__TASK DETAILS__. In the records below, locate the line containing "Give me a plain-text", then output that line and all later lines exactly, through the last one.

Data records:
.....

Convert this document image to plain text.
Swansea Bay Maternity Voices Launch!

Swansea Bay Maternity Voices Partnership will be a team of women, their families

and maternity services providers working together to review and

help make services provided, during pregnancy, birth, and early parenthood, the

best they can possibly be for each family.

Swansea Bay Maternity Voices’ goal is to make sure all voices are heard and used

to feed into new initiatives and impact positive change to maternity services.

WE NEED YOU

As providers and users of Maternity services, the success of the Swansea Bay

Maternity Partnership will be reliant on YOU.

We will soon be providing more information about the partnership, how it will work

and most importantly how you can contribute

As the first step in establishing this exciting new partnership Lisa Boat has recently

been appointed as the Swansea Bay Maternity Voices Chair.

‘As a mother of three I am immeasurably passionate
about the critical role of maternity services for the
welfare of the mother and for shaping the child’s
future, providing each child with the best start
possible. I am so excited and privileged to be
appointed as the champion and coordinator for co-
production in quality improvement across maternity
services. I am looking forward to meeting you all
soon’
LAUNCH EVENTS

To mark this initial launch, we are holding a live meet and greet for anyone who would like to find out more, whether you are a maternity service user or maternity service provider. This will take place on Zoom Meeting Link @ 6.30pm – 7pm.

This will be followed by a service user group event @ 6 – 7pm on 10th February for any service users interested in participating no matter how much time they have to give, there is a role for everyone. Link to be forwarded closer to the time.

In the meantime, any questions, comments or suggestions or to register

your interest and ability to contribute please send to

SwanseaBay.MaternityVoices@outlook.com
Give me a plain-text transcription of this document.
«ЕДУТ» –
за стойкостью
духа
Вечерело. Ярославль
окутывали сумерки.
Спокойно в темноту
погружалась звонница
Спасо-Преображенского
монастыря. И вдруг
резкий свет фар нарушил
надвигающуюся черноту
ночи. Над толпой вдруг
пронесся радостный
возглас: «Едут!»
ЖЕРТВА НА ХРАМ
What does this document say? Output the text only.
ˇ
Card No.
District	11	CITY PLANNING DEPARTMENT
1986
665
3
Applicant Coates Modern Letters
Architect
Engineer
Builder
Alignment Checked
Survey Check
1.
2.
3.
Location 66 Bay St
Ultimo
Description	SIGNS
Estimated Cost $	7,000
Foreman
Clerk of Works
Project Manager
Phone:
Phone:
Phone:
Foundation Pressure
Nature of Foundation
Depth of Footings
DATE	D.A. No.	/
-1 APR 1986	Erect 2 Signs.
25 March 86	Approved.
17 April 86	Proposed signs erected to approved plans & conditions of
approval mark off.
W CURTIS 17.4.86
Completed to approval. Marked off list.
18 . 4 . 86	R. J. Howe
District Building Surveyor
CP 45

.....

__RESPONSE BELOW__.
Give me a plain-text transcription of this document.
«ЕДУТ» –
за стойкостью
духа
Вечерело. Ярославль
окутывали сумерки.
Спокойно в темноту
погружалась звонница
Спасо-Преображенского
монастыря. И вдруг
резкий свет фар нарушил
надвигающуюся черноту
ночи. Над толпой вдруг
пронесся радостный
возглас: «Едут!»
ЖЕРТВА НА ХРАМ
What does this document say? Output the text only.
ˇ
Card No.
District	11	CITY PLANNING DEPARTMENT
1986
665
3
Applicant Coates Modern Letters
Architect
Engineer
Builder
Alignment Checked
Survey Check
1.
2.
3.
Location 66 Bay St
Ultimo
Description	SIGNS
Estimated Cost $	7,000
Foreman
Clerk of Works
Project Manager
Phone:
Phone:
Phone:
Foundation Pressure
Nature of Foundation
Depth of Footings
DATE	D.A. No.	/
-1 APR 1986	Erect 2 Signs.
25 March 86	Approved.
17 April 86	Proposed signs erected to approved plans & conditions of
approval mark off.
W CURTIS 17.4.86
Completed to approval. Marked off list.
18 . 4 . 86	R. J. Howe
District Building Surveyor
CP 45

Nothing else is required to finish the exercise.